▶ EXERCISE
Each entry below is to be printed verbatim.

▶ GIVEN INFORMATION
** begin **
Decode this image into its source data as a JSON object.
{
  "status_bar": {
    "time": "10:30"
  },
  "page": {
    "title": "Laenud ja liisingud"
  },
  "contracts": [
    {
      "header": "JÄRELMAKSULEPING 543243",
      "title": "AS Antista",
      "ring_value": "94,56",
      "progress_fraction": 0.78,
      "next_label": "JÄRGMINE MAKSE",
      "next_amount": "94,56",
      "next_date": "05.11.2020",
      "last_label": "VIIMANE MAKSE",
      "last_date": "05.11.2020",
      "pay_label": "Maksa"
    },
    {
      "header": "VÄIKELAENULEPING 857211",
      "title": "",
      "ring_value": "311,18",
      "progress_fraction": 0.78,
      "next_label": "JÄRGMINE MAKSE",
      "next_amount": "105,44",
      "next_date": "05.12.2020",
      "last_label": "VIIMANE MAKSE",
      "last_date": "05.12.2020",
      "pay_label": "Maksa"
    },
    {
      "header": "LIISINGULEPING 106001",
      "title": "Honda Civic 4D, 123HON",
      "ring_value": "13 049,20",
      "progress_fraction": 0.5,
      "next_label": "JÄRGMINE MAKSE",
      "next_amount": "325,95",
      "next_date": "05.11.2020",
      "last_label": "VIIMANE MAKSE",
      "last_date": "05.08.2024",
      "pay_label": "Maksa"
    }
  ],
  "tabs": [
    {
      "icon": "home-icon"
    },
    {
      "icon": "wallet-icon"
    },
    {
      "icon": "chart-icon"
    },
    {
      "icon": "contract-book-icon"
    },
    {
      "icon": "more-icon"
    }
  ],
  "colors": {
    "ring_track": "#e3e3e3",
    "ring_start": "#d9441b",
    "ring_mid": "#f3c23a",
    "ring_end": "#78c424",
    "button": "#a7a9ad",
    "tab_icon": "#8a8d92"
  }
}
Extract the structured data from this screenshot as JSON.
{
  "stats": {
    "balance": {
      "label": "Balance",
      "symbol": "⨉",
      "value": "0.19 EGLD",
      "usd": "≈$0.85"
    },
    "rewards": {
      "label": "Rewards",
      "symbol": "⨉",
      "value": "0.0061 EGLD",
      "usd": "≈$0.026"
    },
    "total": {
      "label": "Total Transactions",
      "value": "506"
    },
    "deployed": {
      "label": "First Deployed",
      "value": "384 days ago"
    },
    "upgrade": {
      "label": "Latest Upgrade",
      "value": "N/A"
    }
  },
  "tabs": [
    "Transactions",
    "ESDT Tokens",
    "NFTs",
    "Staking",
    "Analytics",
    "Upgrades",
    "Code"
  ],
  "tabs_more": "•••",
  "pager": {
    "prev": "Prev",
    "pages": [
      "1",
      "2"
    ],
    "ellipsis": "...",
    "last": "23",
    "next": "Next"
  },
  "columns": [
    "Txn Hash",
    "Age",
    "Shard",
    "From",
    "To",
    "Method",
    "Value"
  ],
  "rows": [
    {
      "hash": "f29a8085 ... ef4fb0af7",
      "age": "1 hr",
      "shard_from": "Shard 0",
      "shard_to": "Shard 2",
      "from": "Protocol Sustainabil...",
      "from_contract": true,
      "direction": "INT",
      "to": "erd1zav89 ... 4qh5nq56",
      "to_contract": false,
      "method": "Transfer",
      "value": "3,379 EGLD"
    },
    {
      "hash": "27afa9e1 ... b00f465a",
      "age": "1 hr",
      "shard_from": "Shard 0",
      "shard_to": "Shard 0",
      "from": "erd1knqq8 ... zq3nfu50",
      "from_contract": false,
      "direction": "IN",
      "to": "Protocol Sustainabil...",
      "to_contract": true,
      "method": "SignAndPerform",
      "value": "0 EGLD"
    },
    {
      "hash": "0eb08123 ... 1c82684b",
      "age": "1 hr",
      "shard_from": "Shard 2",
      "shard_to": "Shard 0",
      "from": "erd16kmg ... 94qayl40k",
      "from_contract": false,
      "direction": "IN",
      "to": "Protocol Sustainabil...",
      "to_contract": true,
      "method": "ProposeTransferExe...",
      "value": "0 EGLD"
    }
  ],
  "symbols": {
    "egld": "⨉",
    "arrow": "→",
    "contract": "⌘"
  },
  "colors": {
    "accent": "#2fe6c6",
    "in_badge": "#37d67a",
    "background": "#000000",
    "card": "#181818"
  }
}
** end **
▶ EXERCISE RESULT
Decode this image into its source data as a JSON object.
{
  "status_bar": {
    "time": "10:30"
  },
  "page": {
    "title": "Laenud ja liisingud"
  },
  "contracts": [
    {
      "header": "JÄRELMAKSULEPING 543243",
      "title": "AS Antista",
      "ring_value": "94,56",
      "progress_fraction": 0.78,
      "next_label": "JÄRGMINE MAKSE",
      "next_amount": "94,56",
      "next_date": "05.11.2020",
      "last_label": "VIIMANE MAKSE",
      "last_date": "05.11.2020",
      "pay_label": "Maksa"
    },
    {
      "header": "VÄIKELAENULEPING 857211",
      "title": "",
      "ring_value": "311,18",
      "progress_fraction": 0.78,
      "next_label": "JÄRGMINE MAKSE",
      "next_amount": "105,44",
      "next_date": "05.12.2020",
      "last_label": "VIIMANE MAKSE",
      "last_date": "05.12.2020",
      "pay_label": "Maksa"
    },
    {
      "header": "LIISINGULEPING 106001",
      "title": "Honda Civic 4D, 123HON",
      "ring_value": "13 049,20",
      "progress_fraction": 0.5,
      "next_label": "JÄRGMINE MAKSE",
      "next_amount": "325,95",
      "next_date": "05.11.2020",
      "last_label": "VIIMANE MAKSE",
      "last_date": "05.08.2024",
      "pay_label": "Maksa"
    }
  ],
  "tabs": [
    {
      "icon": "home-icon"
    },
    {
      "icon": "wallet-icon"
    },
    {
      "icon": "chart-icon"
    },
    {
      "icon": "contract-book-icon"
    },
    {
      "icon": "more-icon"
    }
  ],
  "colors": {
    "ring_track": "#e3e3e3",
    "ring_start": "#d9441b",
    "ring_mid": "#f3c23a",
    "ring_end": "#78c424",
    "button": "#a7a9ad",
    "tab_icon": "#8a8d92"
  }
}
Extract the structured data from this screenshot as JSON.
{
  "stats": {
    "balance": {
      "label": "Balance",
      "symbol": "⨉",
      "value": "0.19 EGLD",
      "usd": "≈$0.85"
    },
    "rewards": {
      "label": "Rewards",
      "symbol": "⨉",
      "value": "0.0061 EGLD",
      "usd": "≈$0.026"
    },
    "total": {
      "label": "Total Transactions",
      "value": "506"
    },
    "deployed": {
      "label": "First Deployed",
      "value": "384 days ago"
    },
    "upgrade": {
      "label": "Latest Upgrade",
      "value": "N/A"
    }
  },
  "tabs": [
    "Transactions",
    "ESDT Tokens",
    "NFTs",
    "Staking",
    "Analytics",
    "Upgrades",
    "Code"
  ],
  "tabs_more": "•••",
  "pager": {
    "prev": "Prev",
    "pages": [
      "1",
      "2"
    ],
    "ellipsis": "...",
    "last": "23",
    "next": "Next"
  },
  "columns": [
    "Txn Hash",
    "Age",
    "Shard",
    "From",
    "To",
    "Method",
    "Value"
  ],
  "rows": [
    {
      "hash": "f29a8085 ... ef4fb0af7",
      "age": "1 hr",
      "shard_from": "Shard 0",
      "shard_to": "Shard 2",
      "from": "Protocol Sustainabil...",
      "from_contract": true,
      "direction": "INT",
      "to": "erd1zav89 ... 4qh5nq56",
      "to_contract": false,
      "method": "Transfer",
      "value": "3,379 EGLD"
    },
    {
      "hash": "27afa9e1 ... b00f465a",
      "age": "1 hr",
      "shard_from": "Shard 0",
      "shard_to": "Shard 0",
      "from": "erd1knqq8 ... zq3nfu50",
      "from_contract": false,
      "direction": "IN",
      "to": "Protocol Sustainabil...",
      "to_contract": true,
      "method": "SignAndPerform",
      "value": "0 EGLD"
    },
    {
      "hash": "0eb08123 ... 1c82684b",
      "age": "1 hr",
      "shard_from": "Shard 2",
      "shard_to": "Shard 0",
      "from": "erd16kmg ... 94qayl40k",
      "from_contract": false,
      "direction": "IN",
      "to": "Protocol Sustainabil...",
      "to_contract": true,
      "method": "ProposeTransferExe...",
      "value": "0 EGLD"
    }
  ],
  "symbols": {
    "egld": "⨉",
    "arrow": "→",
    "contract": "⌘"
  },
  "colors": {
    "accent": "#2fe6c6",
    "in_badge": "#37d67a",
    "background": "#000000",
    "card": "#181818"
  }
}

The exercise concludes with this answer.